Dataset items
※
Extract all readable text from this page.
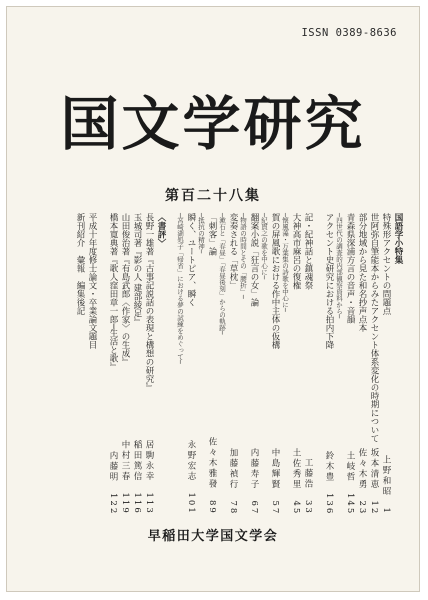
ISSN 0389-8636
国文学研究
第百二十八集
国語学小特集
特殊形アクセントの問題点
上野和昭　1
世阿弥自筆能本からみたアクセント体系変化の時期について
坂本清恵　12
部分地域から見た和名抄声点本
佐々木勇　23
青森県深浦方言の音声・音韻
土岐哲　145
─四世代の調査的内部観察資料から─
アクセント史研究における拍内下降
鈴木豊　136
記・紀神話と鎮魂祭
工藤浩　33
大神高市麻呂の復権
土佐秀里　45
─懐風藻・万葉集の詩歌を中心に─
賀の屏風歌における作中主体の仮構
中島輝賢　57
─紀貫之の歌を中心に─
翻案小説「狂言の女」論
内藤寿子　67
─物語の時間とその「腰折」─
変奏される「草枕」
加藤禎行　78
─漱石と「春昼」「春昼後刻」からの軌跡─
「刺客」論
佐々木雅發　89
─抵抗の精神─
瞬く、ユートピア、瞬く
永野宏志　101
─宮崎湖処子「帰省」における夢の試練をめぐって─
〈書評〉
長野一雄著『古事記説話の表現と構想の研究』
居駒永幸　113
玉城司著『影の人 建部綾足』
稲田篤信　116
山田俊治著『有島武郎〈作家〉の生成』
中村三春　119
橋本寛典著『歌人窪田章一郎─生活と歌』
内藤明　122
平成十年度修士論文・卒業論文題目
新刊紹介　彙報　編集後記
早稲田大学国文学会
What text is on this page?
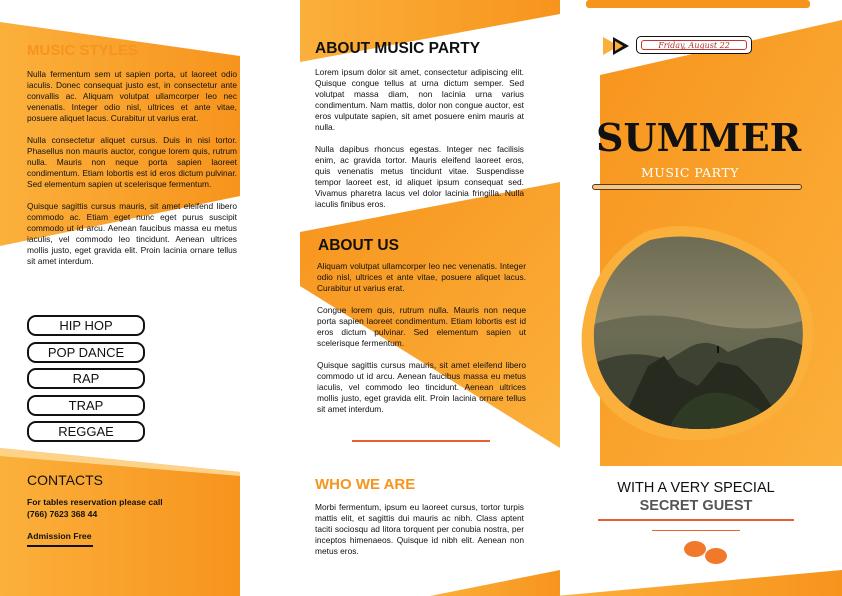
MUSIC STYLES

Nulla fermentum sem ut sapien porta, ut laoreet odio iaculis. Donec consequat justo est, in consectetur ante convallis ac. Aliquam volutpat ullamcorper leo nec venenatis. Integer odio nisl, ultrices et ante vitae, posuere aliquet lacus. Curabitur ut varius erat.

Nulla consectetur aliquet cursus. Duis in nisi tortor. Phasellus non mauris auctor, congue lorem quis, rutrum nulla. Mauris non neque porta sapien laoreet condimentum. Etiam lobortis est id eros dictum pulvinar. Sed elementum sapien ut scelerisque fermentum.

Quisque sagittis cursus mauris, sit amet eleifend libero commodo ac. Etiam eget nunc eget purus suscipit commodo ut id arcu. Aenean faucibus massa eu metus iaculis, vel commodo leo tincidunt. Aenean ultrices mollis justo, eget gravida elit. Proin lacinia ornare tellus sit amet interdum.

HIP HOP
POP DANCE
RAP
TRAP
REGGAE
CONTACTS
For tables reservation please call
(766) 7623 368 44
Admission Free
ABOUT MUSIC PARTY

Lorem ipsum dolor sit amet, consectetur adipiscing elit. Quisque congue tellus at urna dictum semper. Sed volutpat massa diam, non lacinia urna varius condimentum. Nam mattis, dolor non congue auctor, est eros vulputate sapien, sit amet posuere enim mauris at nulla.

Nulla dapibus rhoncus egestas. Integer nec facilisis enim, ac gravida tortor. Mauris eleifend laoreet eros, quis venenatis metus tincidunt vitae. Suspendisse tempor laoreet est, id aliquet ipsum consequat sed. Vivamus pharetra lacus vel dolor lacinia fringilla. Nulla iaculis finibus eros.

ABOUT US

Aliquam volutpat ullamcorper leo nec venenatis. Integer odio nisl, ultrices et ante vitae, posuere aliquet lacus. Curabitur ut varius erat.

Congue lorem quis, rutrum nulla. Mauris non neque porta sapien laoreet condimentum. Etiam lobortis est id eros dictum pulvinar. Sed elementum sapien ut scelerisque fermentum.

Quisque sagittis cursus mauris, sit amet eleifend libero commodo ut id arcu. Aenean faucibus massa eu metus iaculis, vel commodo leo tincidunt. Aenean ultrices mollis justo, eget gravida elit. Proin lacinia ornare tellus sit amet interdum.

WHO WE ARE

Morbi fermentum, ipsum eu laoreet cursus, tortor turpis mattis elit, et sagittis dui mauris ac nibh. Class aptent taciti sociosqu ad litora torquent per conubia nostra, per inceptos himenaeos. Quisque id nibh elit. Aenean non metus eros.

Friday, August 22
SUMMER
MUSIC PARTY
WITH A VERY SPECIAL
SECRET GUEST
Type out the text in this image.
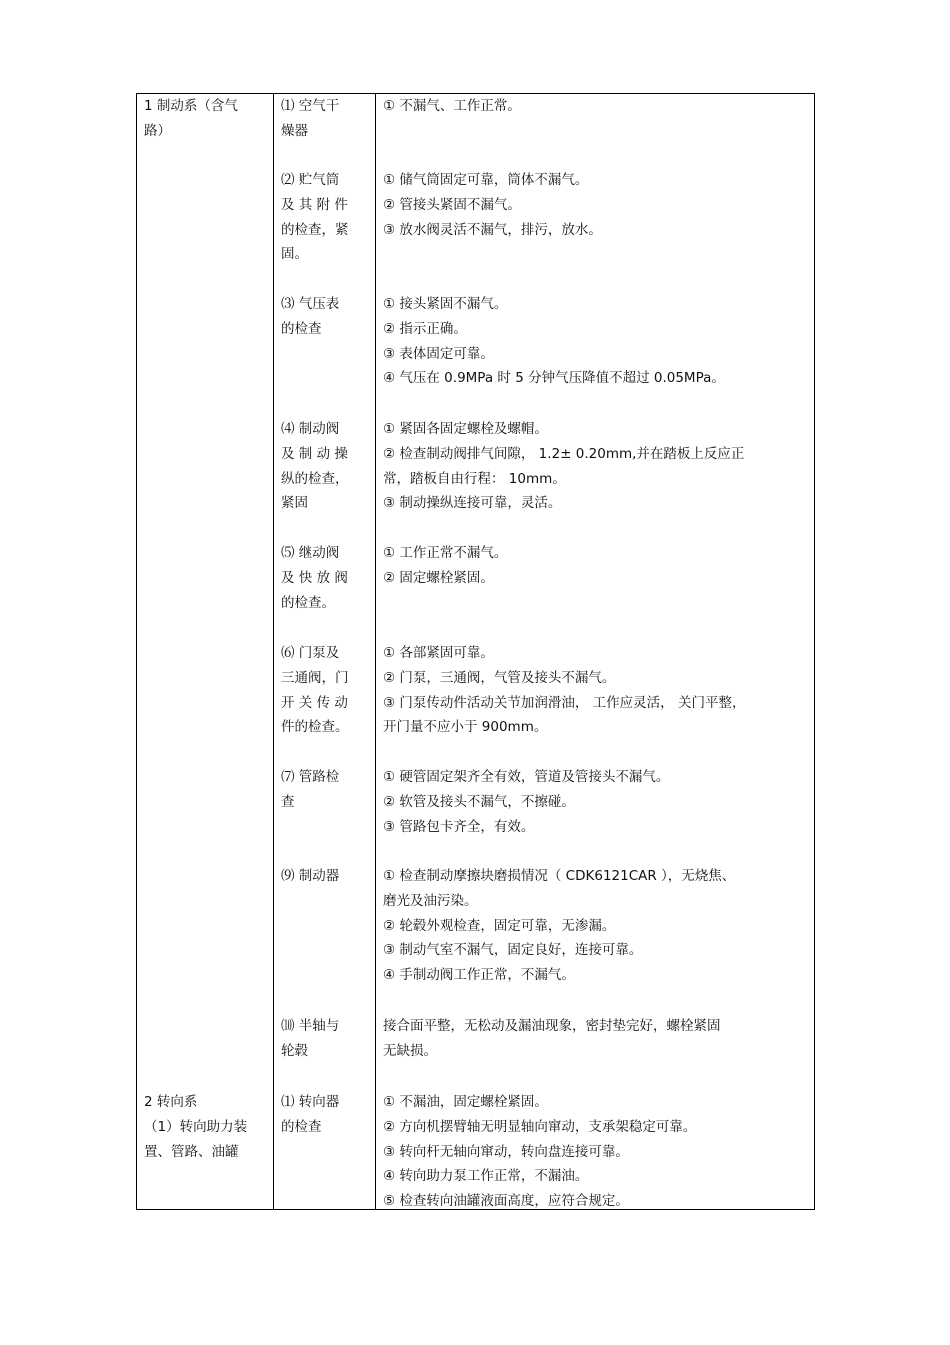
1 制动系（含气
路）
⑴ 空气干
燥器
① 不漏气、工作正常。
⑵ 贮气筒
及 其 附 件
的检查，紧
固。
① 储气筒固定可靠，筒体不漏气。
② 管接头紧固不漏气。
③ 放水阀灵活不漏气，排污，放水。
⑶ 气压表
的检查
① 接头紧固不漏气。
② 指示正确。
③ 表体固定可靠。
④ 气压在 0.9MPa 时 5 分钟气压降值不超过 0.05MPa。
⑷ 制动阀
及 制 动 操
纵的检查，
紧固
① 紧固各固定螺栓及螺帽。
② 检查制动阀排气间隙， 1.2± 0.20mm,并在踏板上反应正
常，踏板自由行程： 10mm。
③ 制动操纵连接可靠，灵活。
⑸ 继动阀
及 快 放 阀
的检查。
① 工作正常不漏气。
② 固定螺栓紧固。
⑹ 门泵及
三通阀，门
开 关 传 动
件的检查。
① 各部紧固可靠。
② 门泵，三通阀，气管及接头不漏气。
③ 门泵传动件活动关节加润滑油， 工作应灵活， 关门平整，
开门量不应小于 900mm。
⑺ 管路检
查
① 硬管固定架齐全有效，管道及管接头不漏气。
② 软管及接头不漏气，不擦碰。
③ 管路包卡齐全，有效。
⑼ 制动器	① 检查制动摩擦块磨损情况（ CDK6121CAR ），无烧焦、
磨光及油污染。
② 轮毂外观检查，固定可靠，无渗漏。
③ 制动气室不漏气，固定良好，连接可靠。
④ 手制动阀工作正常，不漏气。
⑽ 半轴与
轮毂
接合面平整，无松动及漏油现象，密封垫完好，螺栓紧固
无缺损。
2 转向系
（1）转向助力装
置、管路、油罐
⑴ 转向器
的检查
① 不漏油，固定螺栓紧固。
② 方向机摆臂轴无明显轴向窜动，支承架稳定可靠。
③ 转向杆无轴向窜动，转向盘连接可靠。
④ 转向助力泵工作正常，不漏油。
⑤ 检查转向油罐液面高度，应符合规定。
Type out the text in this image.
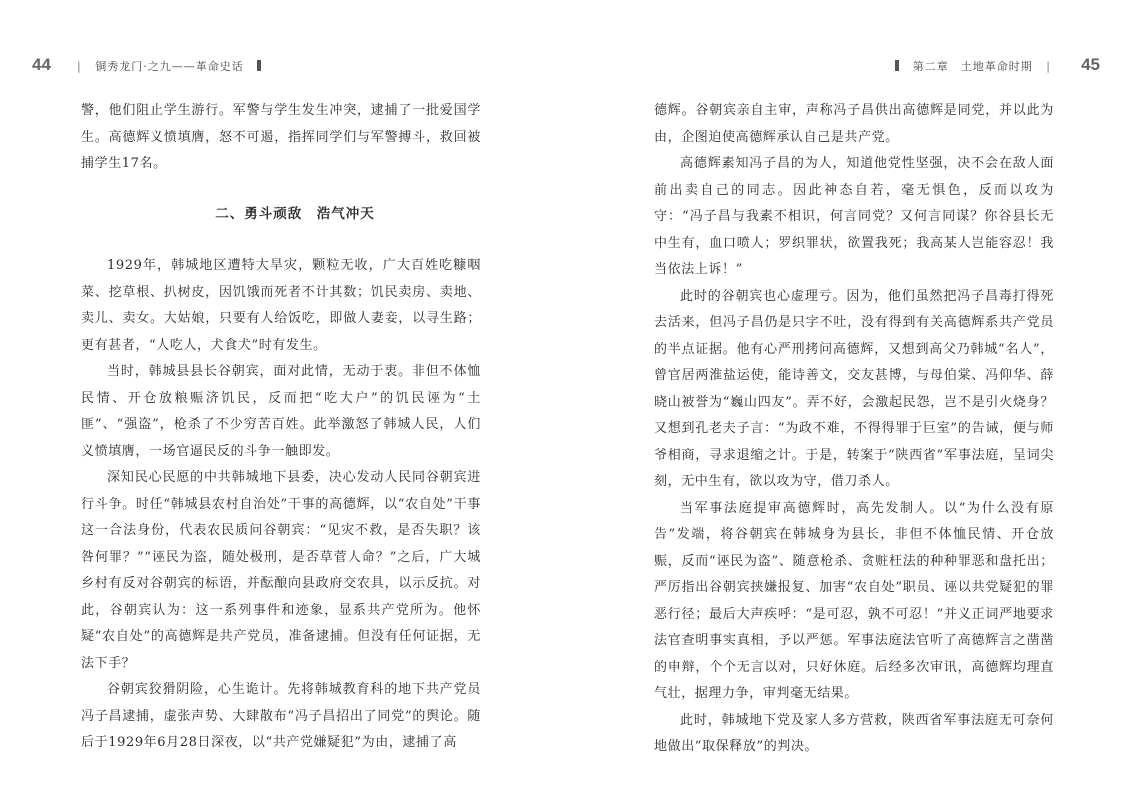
44 | 铜秀龙门·之九——革命史话

警，他们阻止学生游行。军警与学生发生冲突，逮捕了一批爱国学生。高德辉义愤填膺，怒不可遏，指挥同学们与军警搏斗，救回被捕学生17名。

二、勇斗顽敌　浩气冲天

1929年，韩城地区遭特大旱灾，颗粒无收，广大百姓吃糠咽菜、挖草根、扒树皮，因饥饿而死者不计其数；饥民卖房、卖地、卖儿、卖女。大姑娘，只要有人给饭吃，即做人妻妾，以寻生路；更有甚者，“人吃人，犬食犬”时有发生。

当时，韩城县县长谷朝宾，面对此情，无动于衷。非但不体恤民情、开仓放粮赈济饥民，反而把“吃大户”的饥民诬为“土匪”、“强盗”，枪杀了不少穷苦百姓。此举激怒了韩城人民，人们义愤填膺，一场官逼民反的斗争一触即发。

深知民心民愿的中共韩城地下县委，决心发动人民同谷朝宾进行斗争。时任“韩城县农村自治处”干事的高德辉，以“农自处”干事这一合法身份，代表农民质问谷朝宾：“见灾不救，是否失职？该咎何罪？”“诬民为盗，随处极刑，是否草菅人命？”之后，广大城乡村有反对谷朝宾的标语，并酝酿向县政府交农具，以示反抗。对此，谷朝宾认为：这一系列事件和迹象，显系共产党所为。他怀疑“农自处”的高德辉是共产党员，准备逮捕。但没有任何证据，无法下手？

谷朝宾狡猾阴险，心生诡计。先将韩城教育科的地下共产党员冯子昌逮捕，虚张声势、大肆散布“冯子昌招出了同党”的舆论。随后于1929年6月28日深夜，以“共产党嫌疑犯”为由，逮捕了高

第二章　土地革命时期 | 45

德辉。谷朝宾亲自主审，声称冯子昌供出高德辉是同党，并以此为由，企图迫使高德辉承认自己是共产党。

高德辉素知冯子昌的为人，知道他党性坚强，决不会在敌人面前出卖自己的同志。因此神态自若，毫无惧色，反而以攻为守：“冯子昌与我素不相识，何言同党？又何言同谋？你谷县长无中生有，血口喷人；罗织罪状，欲置我死；我高某人岂能容忍！我当依法上诉！”

此时的谷朝宾也心虚理亏。因为，他们虽然把冯子昌毒打得死去活来，但冯子昌仍是只字不吐，没有得到有关高德辉系共产党员的半点证据。他有心严刑拷问高德辉，又想到高父乃韩城“名人”，曾官居两淮盐运使，能诗善文，交友甚博，与母伯棠、冯仰华、薛晓山被誉为“巍山四友”。弄不好，会激起民怨，岂不是引火烧身？又想到孔老夫子言：“为政不难，不得得罪于巨室”的告诫，便与师爷相商，寻求退缩之计。于是，转案于“陕西省”军事法庭，呈词尖刻，无中生有，欲以攻为守，借刀杀人。

当军事法庭提审高德辉时，高先发制人。以“为什么没有原告”发端，将谷朝宾在韩城身为县长，非但不体恤民情、开仓放赈，反而“诬民为盗”、随意枪杀、贪赃枉法的种种罪恶和盘托出；严厉指出谷朝宾挟嫌报复、加害“农自处”职员、诬以共党疑犯的罪恶行径；最后大声疾呼：“是可忍，孰不可忍！”并义正词严地要求法官查明事实真相，予以严惩。军事法庭法官听了高德辉言之凿凿的申辩，个个无言以对，只好休庭。后经多次审讯，高德辉均理直气壮，据理力争，审判毫无结果。

此时，韩城地下党及家人多方营救，陕西省军事法庭无可奈何地做出“取保释放”的判决。
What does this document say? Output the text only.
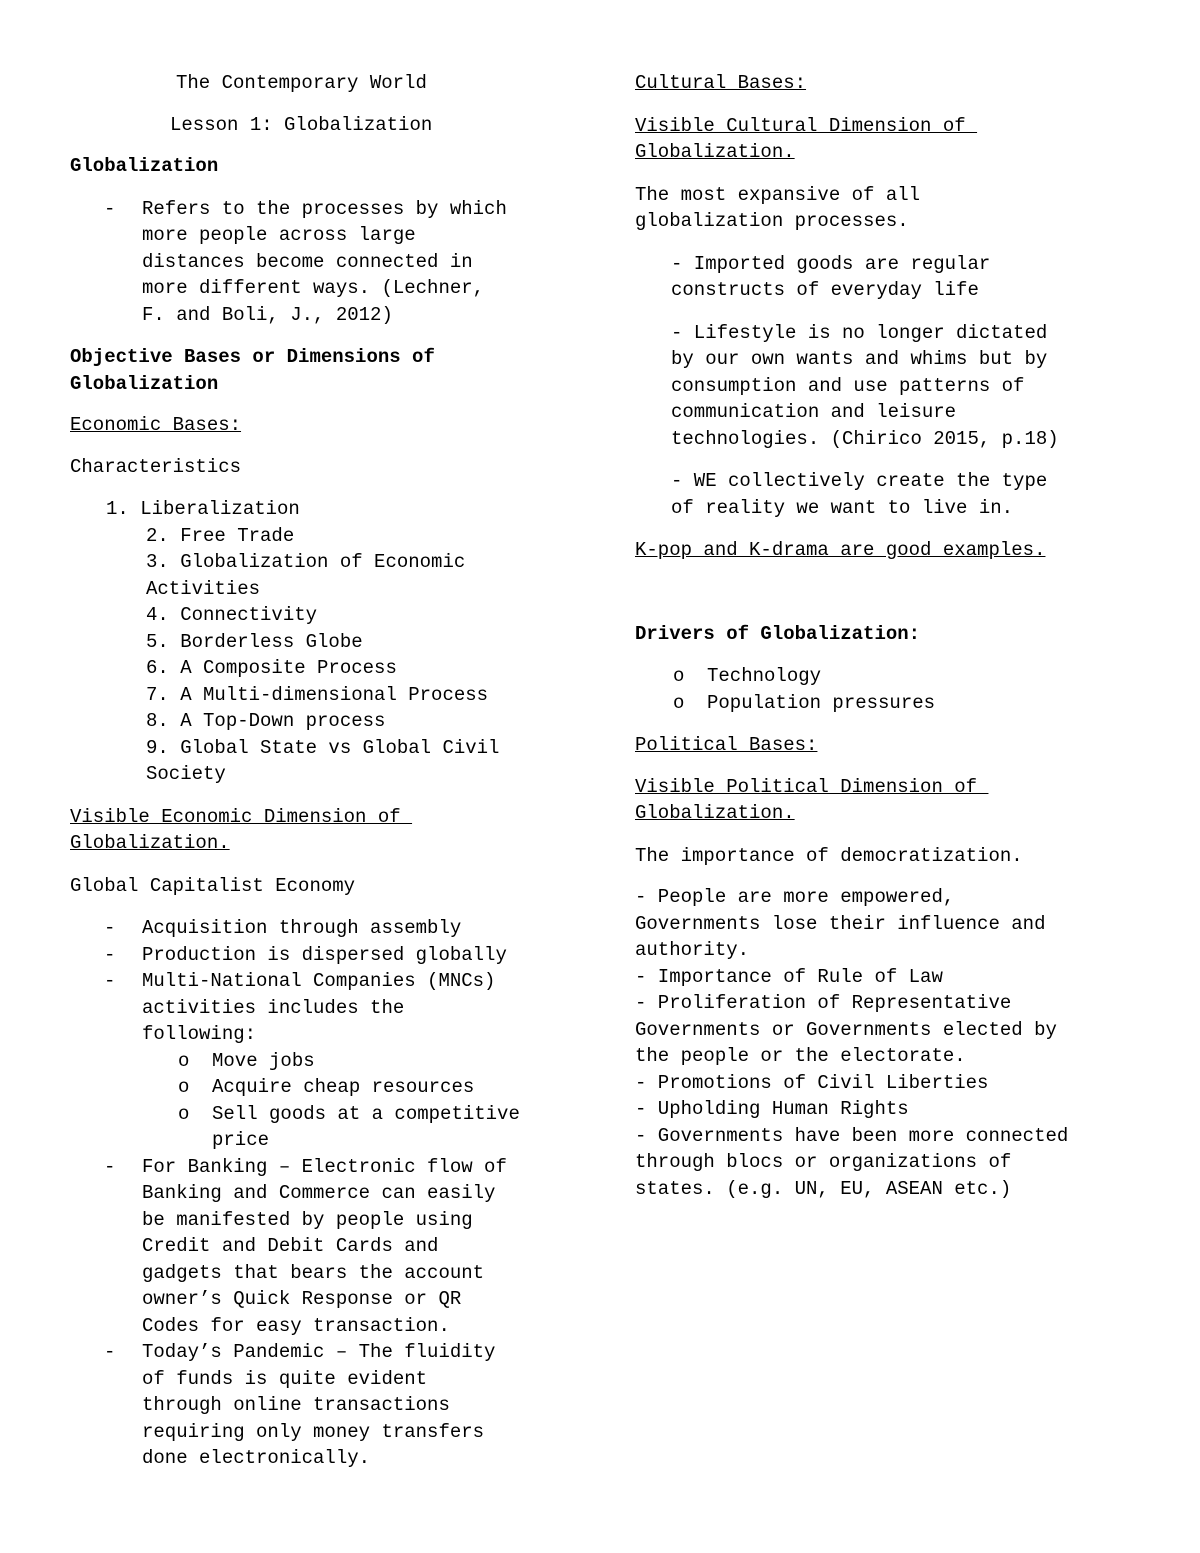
The Contemporary World
Lesson 1: Globalization
Globalization
- Refers to the processes by which
more people across large
distances become connected in
more different ways. (Lechner,
F. and Boli, J., 2012)
Objective Bases or Dimensions of
Globalization
Economic Bases:
Characteristics
1. Liberalization
2. Free Trade
3. Globalization of Economic
Activities
4. Connectivity
5. Borderless Globe
6. A Composite Process
7. A Multi-dimensional Process
8. A Top-Down process
9. Global State vs Global Civil
Society
Visible Economic Dimension of
Globalization.
Global Capitalist Economy
- Acquisition through assembly
- Production is dispersed globally
- Multi-National Companies (MNCs)
activities includes the
following:
o Move jobs
o Acquire cheap resources
o Sell goods at a competitive
price
- For Banking – Electronic flow of
Banking and Commerce can easily
be manifested by people using
Credit and Debit Cards and
gadgets that bears the account
owner’s Quick Response or QR
Codes for easy transaction.
- Today’s Pandemic – The fluidity
of funds is quite evident
through online transactions
requiring only money transfers
done electronically.
Cultural Bases:
Visible Cultural Dimension of
Globalization.
The most expansive of all
globalization processes.
- Imported goods are regular
constructs of everyday life
- Lifestyle is no longer dictated
by our own wants and whims but by
consumption and use patterns of
communication and leisure
technologies. (Chirico 2015, p.18)
- WE collectively create the type
of reality we want to live in.
K-pop and K-drama are good examples.
Drivers of Globalization:
o Technology
o Population pressures
Political Bases:
Visible Political Dimension of
Globalization.
The importance of democratization.
- People are more empowered,
Governments lose their influence and
authority.
- Importance of Rule of Law
- Proliferation of Representative
Governments or Governments elected by
the people or the electorate.
- Promotions of Civil Liberties
- Upholding Human Rights
- Governments have been more connected
through blocs or organizations of
states. (e.g. UN, EU, ASEAN etc.)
※
TASK GOAL
Each line above that includes "lobortis" should be shown.

COMPLETED EXERCISE
Nulla consectetur aliquet cursus. Duis in nisi tortor. Phasellus non mauris auctor, congue lorem quis, rutrum nulla. Mauris non neque porta sapien laoreet condimentum. Etiam lobortis est id eros dictum pulvinar. Sed elementum sapien ut scelerisque fermentum.
Congue lorem quis, rutrum nulla. Mauris non neque porta sapien laoreet condimentum. Etiam lobortis est id eros dictum pulvinar. Sed elementum sapien ut scelerisque fermentum.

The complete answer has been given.